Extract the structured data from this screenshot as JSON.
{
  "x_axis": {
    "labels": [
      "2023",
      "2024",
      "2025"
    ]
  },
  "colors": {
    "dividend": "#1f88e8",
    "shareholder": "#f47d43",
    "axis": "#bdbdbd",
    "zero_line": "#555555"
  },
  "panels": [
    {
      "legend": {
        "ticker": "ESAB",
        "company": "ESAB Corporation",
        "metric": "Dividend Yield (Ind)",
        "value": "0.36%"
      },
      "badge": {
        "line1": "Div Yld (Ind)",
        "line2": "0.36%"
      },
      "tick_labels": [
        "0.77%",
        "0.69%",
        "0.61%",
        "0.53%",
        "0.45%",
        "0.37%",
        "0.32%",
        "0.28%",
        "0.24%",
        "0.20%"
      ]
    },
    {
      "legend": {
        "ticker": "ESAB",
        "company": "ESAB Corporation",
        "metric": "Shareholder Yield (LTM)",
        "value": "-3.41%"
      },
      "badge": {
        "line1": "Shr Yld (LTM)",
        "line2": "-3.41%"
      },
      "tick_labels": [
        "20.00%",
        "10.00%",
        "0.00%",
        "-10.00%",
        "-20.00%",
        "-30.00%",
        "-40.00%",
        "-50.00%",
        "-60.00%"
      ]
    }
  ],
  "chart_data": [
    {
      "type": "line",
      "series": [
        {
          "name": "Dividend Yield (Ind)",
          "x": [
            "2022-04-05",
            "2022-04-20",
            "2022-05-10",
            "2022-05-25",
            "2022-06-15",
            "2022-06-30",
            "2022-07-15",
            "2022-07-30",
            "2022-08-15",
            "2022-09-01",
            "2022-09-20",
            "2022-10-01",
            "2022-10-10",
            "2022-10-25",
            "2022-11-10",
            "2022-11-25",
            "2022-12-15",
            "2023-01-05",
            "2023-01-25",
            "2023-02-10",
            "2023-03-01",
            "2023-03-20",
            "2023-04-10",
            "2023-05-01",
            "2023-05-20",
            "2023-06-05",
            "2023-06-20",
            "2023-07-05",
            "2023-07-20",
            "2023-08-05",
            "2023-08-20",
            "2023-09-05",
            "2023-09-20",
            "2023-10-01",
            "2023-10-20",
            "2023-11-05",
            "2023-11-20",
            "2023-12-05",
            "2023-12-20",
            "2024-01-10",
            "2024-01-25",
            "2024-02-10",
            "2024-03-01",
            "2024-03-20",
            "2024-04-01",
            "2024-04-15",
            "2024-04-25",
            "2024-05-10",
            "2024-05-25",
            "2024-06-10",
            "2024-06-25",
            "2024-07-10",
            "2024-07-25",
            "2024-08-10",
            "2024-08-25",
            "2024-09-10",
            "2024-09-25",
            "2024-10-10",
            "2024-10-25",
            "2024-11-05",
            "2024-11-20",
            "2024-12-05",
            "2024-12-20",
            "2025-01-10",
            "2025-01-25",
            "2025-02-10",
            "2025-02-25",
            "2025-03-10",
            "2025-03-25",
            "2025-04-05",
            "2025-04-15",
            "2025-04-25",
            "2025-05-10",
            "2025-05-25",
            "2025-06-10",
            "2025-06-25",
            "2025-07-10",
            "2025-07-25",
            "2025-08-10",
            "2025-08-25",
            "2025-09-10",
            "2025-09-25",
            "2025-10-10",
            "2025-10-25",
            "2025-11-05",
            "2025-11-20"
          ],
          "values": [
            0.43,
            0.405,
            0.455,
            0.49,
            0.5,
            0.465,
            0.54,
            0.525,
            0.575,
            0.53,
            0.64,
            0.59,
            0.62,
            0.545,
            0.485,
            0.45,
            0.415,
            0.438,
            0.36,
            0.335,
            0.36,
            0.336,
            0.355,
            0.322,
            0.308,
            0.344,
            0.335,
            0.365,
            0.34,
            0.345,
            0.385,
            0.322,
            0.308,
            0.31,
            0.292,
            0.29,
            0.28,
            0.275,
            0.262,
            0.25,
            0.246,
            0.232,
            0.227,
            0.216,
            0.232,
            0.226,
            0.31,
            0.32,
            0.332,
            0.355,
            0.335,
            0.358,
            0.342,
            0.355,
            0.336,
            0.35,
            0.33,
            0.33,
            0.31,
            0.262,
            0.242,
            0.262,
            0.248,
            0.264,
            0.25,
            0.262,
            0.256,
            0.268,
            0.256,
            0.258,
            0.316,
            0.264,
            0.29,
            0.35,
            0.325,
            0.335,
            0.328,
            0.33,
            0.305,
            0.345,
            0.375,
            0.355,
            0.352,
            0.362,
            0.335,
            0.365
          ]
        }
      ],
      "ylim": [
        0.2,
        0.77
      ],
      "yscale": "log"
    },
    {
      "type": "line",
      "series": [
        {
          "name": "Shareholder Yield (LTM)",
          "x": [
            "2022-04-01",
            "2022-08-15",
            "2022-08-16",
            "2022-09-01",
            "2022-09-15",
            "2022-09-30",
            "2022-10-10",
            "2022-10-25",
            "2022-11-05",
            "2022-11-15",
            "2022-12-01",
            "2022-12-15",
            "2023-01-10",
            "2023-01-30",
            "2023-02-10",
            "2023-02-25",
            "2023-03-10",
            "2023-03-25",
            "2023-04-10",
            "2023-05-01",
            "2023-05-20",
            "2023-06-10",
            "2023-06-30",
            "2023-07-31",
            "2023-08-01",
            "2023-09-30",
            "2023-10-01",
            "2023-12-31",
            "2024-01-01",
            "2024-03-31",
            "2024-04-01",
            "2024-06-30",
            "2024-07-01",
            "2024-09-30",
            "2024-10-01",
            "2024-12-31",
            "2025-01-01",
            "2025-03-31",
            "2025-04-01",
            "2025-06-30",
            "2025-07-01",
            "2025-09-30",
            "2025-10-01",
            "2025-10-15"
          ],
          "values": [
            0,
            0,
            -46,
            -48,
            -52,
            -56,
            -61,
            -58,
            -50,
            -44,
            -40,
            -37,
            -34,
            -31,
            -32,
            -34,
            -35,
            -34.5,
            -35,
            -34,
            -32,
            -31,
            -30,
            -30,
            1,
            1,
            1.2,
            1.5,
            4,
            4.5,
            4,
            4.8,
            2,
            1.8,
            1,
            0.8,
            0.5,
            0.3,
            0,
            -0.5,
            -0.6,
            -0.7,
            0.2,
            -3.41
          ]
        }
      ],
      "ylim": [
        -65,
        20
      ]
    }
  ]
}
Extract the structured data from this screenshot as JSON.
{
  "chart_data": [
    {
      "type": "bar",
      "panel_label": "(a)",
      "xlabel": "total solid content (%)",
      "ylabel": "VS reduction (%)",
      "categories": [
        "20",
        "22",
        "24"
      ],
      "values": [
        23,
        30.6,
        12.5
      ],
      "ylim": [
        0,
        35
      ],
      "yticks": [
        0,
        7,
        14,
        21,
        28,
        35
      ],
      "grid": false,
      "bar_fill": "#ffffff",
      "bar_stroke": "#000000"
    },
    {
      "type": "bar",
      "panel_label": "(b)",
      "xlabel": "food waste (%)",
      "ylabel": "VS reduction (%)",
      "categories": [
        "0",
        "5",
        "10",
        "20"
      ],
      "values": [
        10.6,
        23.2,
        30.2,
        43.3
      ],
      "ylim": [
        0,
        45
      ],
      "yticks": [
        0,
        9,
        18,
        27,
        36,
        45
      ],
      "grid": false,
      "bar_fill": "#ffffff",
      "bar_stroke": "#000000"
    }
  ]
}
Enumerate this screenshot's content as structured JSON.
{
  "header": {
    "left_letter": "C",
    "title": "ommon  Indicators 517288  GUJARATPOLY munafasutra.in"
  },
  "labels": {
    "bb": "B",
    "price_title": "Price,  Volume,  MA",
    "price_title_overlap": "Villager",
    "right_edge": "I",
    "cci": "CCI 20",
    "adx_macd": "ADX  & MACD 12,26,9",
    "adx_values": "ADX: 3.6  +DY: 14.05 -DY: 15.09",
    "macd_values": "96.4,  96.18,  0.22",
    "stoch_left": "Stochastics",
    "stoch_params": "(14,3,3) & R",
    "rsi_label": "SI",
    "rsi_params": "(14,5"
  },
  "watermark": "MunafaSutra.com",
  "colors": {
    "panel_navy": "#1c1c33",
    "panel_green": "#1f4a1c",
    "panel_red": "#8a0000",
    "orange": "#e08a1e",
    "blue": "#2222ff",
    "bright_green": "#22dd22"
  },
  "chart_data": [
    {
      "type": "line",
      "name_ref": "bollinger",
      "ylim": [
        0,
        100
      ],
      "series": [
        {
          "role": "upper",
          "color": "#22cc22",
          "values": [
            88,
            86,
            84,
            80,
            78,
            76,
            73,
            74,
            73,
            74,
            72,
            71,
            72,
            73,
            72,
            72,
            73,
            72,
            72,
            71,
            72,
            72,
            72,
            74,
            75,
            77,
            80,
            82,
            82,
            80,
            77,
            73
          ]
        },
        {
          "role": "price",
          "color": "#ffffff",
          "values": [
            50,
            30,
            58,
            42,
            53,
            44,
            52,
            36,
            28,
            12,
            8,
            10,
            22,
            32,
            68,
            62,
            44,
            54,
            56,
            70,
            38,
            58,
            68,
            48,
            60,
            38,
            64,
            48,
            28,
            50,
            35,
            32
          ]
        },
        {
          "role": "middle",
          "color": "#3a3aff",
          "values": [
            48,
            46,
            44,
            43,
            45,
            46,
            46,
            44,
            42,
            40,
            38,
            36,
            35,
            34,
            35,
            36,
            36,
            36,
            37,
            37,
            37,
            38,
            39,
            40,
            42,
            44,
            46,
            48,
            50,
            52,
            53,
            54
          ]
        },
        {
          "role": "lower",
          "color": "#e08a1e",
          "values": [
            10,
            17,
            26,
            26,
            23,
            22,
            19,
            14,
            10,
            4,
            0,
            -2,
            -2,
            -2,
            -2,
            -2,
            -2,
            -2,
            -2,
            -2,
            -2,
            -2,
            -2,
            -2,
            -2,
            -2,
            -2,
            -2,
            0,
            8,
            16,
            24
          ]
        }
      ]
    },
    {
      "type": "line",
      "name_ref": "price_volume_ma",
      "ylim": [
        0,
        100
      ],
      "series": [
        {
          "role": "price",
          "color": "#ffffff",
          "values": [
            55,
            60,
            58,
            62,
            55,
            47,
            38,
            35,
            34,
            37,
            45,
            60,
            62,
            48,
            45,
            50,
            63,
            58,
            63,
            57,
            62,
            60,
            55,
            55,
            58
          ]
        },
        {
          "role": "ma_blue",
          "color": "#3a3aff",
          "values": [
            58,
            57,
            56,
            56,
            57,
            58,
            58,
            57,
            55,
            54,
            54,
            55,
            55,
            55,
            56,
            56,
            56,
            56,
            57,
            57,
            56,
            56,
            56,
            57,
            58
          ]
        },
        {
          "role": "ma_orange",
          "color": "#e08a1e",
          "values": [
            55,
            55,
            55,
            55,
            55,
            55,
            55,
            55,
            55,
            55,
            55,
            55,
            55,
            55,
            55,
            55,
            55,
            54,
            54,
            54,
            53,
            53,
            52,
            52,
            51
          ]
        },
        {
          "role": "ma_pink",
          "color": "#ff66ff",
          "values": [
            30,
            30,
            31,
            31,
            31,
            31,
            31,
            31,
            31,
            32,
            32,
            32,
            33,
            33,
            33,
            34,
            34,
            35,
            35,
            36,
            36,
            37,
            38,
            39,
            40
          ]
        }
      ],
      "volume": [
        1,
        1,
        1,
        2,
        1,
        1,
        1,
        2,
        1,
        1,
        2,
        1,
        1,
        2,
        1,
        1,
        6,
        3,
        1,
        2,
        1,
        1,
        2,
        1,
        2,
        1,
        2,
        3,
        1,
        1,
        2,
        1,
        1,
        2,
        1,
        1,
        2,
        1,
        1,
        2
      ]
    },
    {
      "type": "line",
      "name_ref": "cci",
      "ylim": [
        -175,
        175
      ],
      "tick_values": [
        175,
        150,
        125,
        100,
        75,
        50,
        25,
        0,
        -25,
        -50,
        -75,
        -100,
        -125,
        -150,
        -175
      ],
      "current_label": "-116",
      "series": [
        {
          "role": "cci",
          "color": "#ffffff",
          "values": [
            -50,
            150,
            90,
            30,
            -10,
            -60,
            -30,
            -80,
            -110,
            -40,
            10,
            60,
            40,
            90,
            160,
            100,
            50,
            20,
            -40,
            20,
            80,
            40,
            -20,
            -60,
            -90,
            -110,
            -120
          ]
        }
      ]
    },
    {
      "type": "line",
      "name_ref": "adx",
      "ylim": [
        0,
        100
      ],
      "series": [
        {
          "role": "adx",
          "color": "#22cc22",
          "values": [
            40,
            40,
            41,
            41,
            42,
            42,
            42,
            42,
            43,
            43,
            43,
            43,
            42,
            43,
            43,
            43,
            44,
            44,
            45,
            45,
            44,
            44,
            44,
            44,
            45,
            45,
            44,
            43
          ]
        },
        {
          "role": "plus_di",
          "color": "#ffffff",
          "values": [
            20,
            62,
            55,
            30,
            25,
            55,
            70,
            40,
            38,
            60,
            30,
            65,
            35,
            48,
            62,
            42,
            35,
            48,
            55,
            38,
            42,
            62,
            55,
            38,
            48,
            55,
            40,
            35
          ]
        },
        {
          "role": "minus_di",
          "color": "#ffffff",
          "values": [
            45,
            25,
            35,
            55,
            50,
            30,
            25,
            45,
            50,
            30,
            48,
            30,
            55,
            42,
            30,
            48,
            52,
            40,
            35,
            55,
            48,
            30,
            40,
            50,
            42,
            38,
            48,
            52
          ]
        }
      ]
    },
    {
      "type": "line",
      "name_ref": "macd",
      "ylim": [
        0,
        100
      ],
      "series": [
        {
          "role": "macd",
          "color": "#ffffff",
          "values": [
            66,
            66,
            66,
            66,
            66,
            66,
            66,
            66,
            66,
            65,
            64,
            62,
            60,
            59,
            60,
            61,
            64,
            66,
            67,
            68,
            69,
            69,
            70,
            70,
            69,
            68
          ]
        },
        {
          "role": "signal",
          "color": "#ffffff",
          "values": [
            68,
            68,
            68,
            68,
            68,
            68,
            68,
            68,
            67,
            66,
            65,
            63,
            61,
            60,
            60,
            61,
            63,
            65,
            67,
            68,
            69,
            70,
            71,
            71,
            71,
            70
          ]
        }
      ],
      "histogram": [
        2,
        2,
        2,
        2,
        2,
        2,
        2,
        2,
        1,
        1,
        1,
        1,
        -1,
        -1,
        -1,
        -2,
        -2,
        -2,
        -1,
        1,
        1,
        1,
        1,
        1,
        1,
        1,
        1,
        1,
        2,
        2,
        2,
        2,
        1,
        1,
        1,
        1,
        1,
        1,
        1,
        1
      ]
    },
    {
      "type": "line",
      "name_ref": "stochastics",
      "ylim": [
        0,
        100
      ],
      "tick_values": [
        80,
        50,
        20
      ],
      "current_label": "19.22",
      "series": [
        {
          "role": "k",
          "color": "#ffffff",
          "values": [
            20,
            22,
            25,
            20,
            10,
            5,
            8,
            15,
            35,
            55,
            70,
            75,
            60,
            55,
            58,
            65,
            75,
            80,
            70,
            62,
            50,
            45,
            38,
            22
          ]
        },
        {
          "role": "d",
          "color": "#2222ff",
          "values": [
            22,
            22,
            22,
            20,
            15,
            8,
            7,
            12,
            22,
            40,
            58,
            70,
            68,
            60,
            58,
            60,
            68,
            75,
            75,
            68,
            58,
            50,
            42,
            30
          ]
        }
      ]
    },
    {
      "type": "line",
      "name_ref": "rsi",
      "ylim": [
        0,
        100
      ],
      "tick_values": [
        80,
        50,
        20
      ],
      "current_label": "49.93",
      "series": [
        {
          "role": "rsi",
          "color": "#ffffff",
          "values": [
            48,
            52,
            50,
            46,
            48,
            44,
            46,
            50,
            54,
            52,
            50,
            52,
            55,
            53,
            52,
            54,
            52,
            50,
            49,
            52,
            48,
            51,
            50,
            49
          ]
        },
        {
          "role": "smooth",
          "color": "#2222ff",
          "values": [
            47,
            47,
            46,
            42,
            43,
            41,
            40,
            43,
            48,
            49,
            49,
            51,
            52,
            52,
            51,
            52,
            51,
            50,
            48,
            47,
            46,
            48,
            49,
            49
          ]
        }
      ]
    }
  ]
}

**AIM OF THE EXERCISE:**
Gather all lines with the string "content" from the data.

**WRITTEN ANSWER:**
      "xlabel": "total solid content (%)",
Enumerate this screenshot's content as structured JSON.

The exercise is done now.